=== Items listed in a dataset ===
§
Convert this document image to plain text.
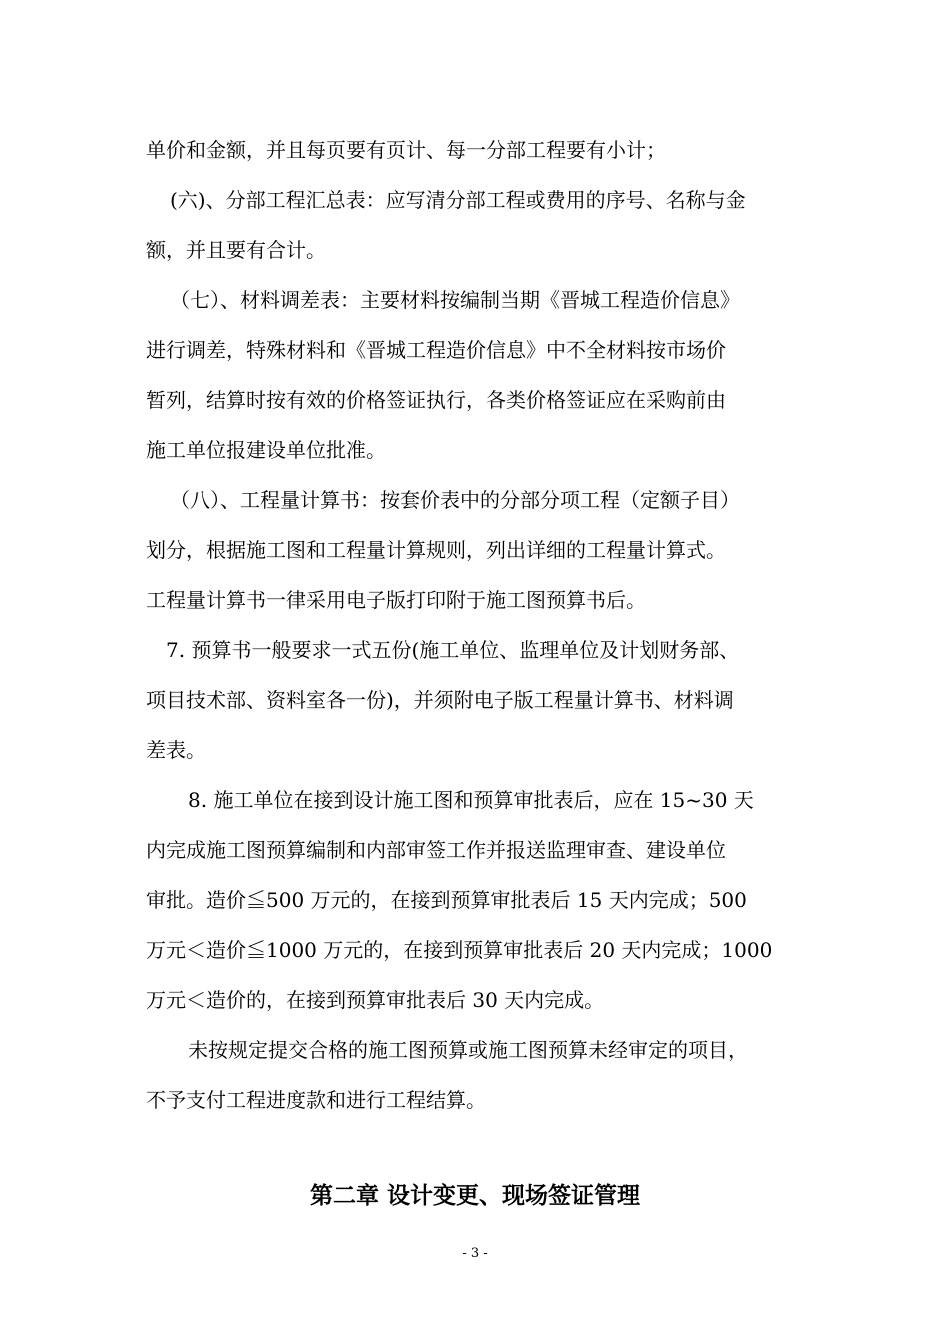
单价和金额，并且每页要有页计、每一分部工程要有小计；
(六)、分部工程汇总表：应写清分部工程或费用的序号、名称与金
额，并且要有合计。
（七）、材料调差表：主要材料按编制当期《晋城工程造价信息》
进行调差，特殊材料和《晋城工程造价信息》中不全材料按市场价
暂列，结算时按有效的价格签证执行，各类价格签证应在采购前由
施工单位报建设单位批准。
（八）、工程量计算书：按套价表中的分部分项工程（定额子目）
划分，根据施工图和工程量计算规则，列出详细的工程量计算式。
工程量计算书一律采用电子版打印附于施工图预算书后。
7. 预算书一般要求一式五份(施工单位、监理单位及计划财务部、
项目技术部、资料室各一份)，并须附电子版工程量计算书、材料调
差表。
8. 施工单位在接到设计施工图和预算审批表后，应在 15~30 天
内完成施工图预算编制和内部审签工作并报送监理审查、建设单位
审批。造价≦500 万元的，在接到预算审批表后 15 天内完成；500
万元＜造价≦1000 万元的，在接到预算审批表后 20 天内完成；1000
万元＜造价的，在接到预算审批表后 30 天内完成。
未按规定提交合格的施工图预算或施工图预算未经审定的项目，
不予支付工程进度款和进行工程结算。
第二章 设计变更、现场签证管理
- 3 -
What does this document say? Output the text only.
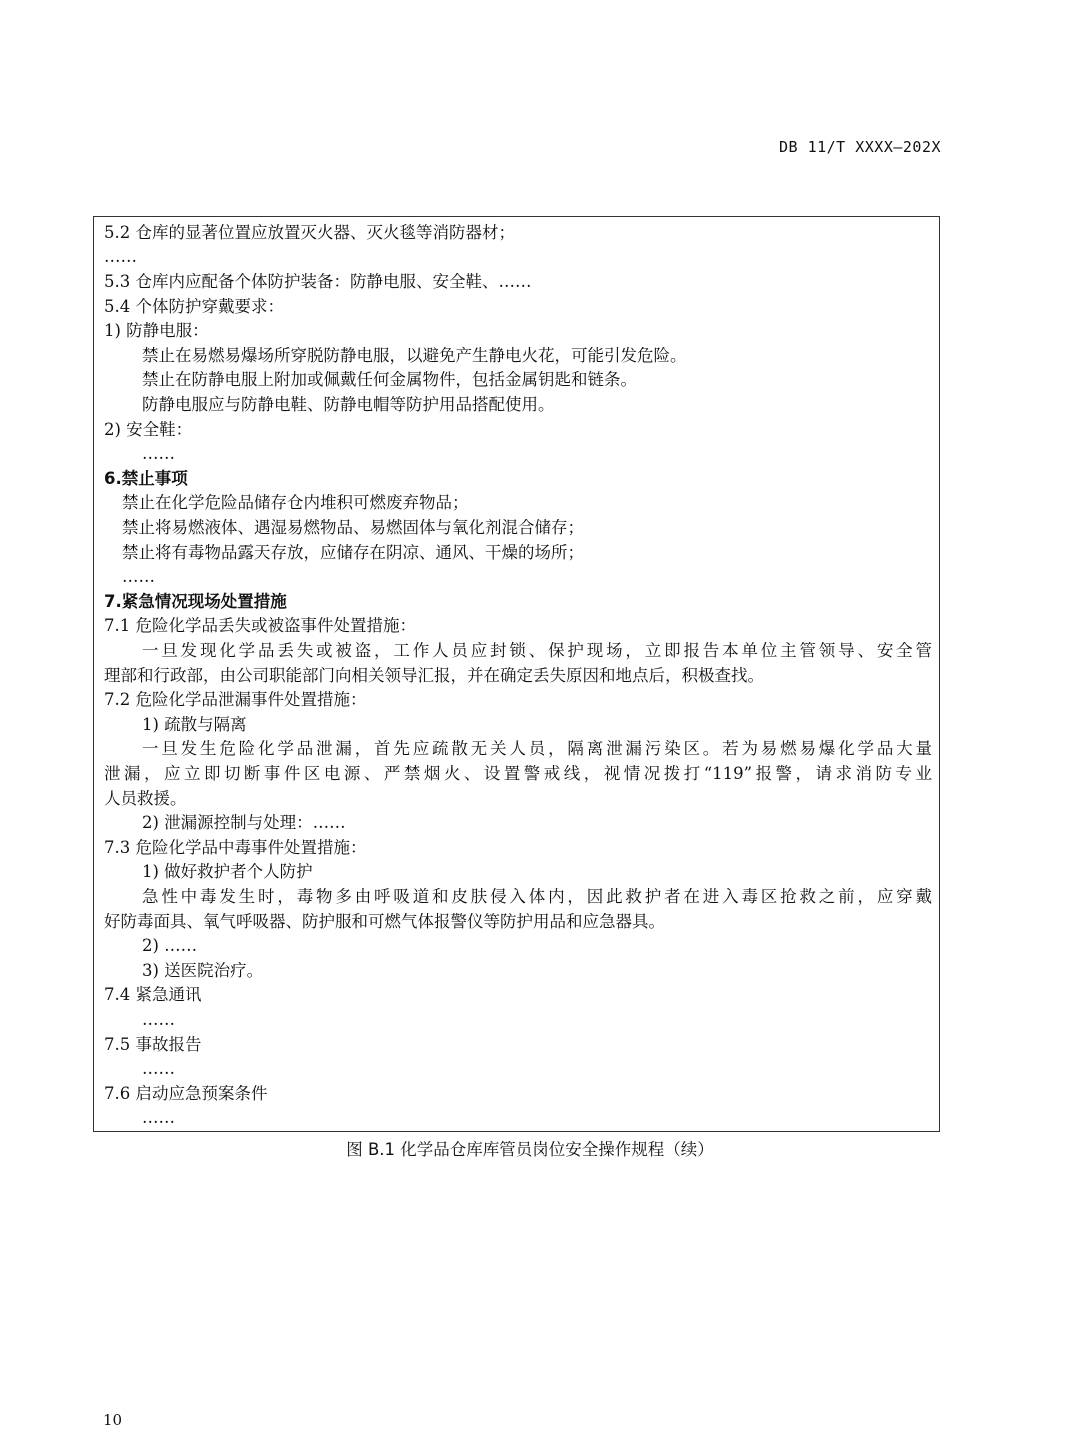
DB 11/T XXXX—202X
5.2 仓库的显著位置应放置灭火器、灭火毯等消防器材；
……
5.3 仓库内应配备个体防护装备：防静电服、安全鞋、……
5.4 个体防护穿戴要求：
1) 防静电服：
禁止在易燃易爆场所穿脱防静电服，以避免产生静电火花，可能引发危险。
禁止在防静电服上附加或佩戴任何金属物件，包括金属钥匙和链条。
防静电服应与防静电鞋、防静电帽等防护用品搭配使用。
2) 安全鞋：
……
6.禁止事项
禁止在化学危险品储存仓内堆积可燃废弃物品；
禁止将易燃液体、遇湿易燃物品、易燃固体与氧化剂混合储存；
禁止将有毒物品露天存放，应储存在阴凉、通风、干燥的场所；
……
7.紧急情况现场处置措施
7.1 危险化学品丢失或被盗事件处置措施：
一旦发现化学品丢失或被盗，工作人员应封锁、保护现场，立即报告本单位主管领导、安全管
理部和行政部，由公司职能部门向相关领导汇报，并在确定丢失原因和地点后，积极查找。
7.2 危险化学品泄漏事件处置措施：
1) 疏散与隔离
一旦发生危险化学品泄漏，首先应疏散无关人员，隔离泄漏污染区。若为易燃易爆化学品大量
泄漏，应立即切断事件区电源、严禁烟火、设置警戒线，视情况拨打“119”报警，请求消防专业
人员救援。
2) 泄漏源控制与处理：……
7.3 危险化学品中毒事件处置措施：
1) 做好救护者个人防护
急性中毒发生时，毒物多由呼吸道和皮肤侵入体内，因此救护者在进入毒区抢救之前，应穿戴
好防毒面具、氧气呼吸器、防护服和可燃气体报警仪等防护用品和应急器具。
2) ……
3) 送医院治疗。
7.4 紧急通讯
……
7.5 事故报告
……
7.6 启动应急预案条件
……
图 B.1 化学品仓库库管员岗位安全操作规程（续）
10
§
=== What you have to do ===
Pull out and copy each line containing the string "天内完成".

=== The reply ===
审批。造价≦500 万元的，在接到预算审批表后 15 天内完成；500
万元＜造价≦1000 万元的，在接到预算审批表后 20 天内完成；1000
万元＜造价的，在接到预算审批表后 30 天内完成。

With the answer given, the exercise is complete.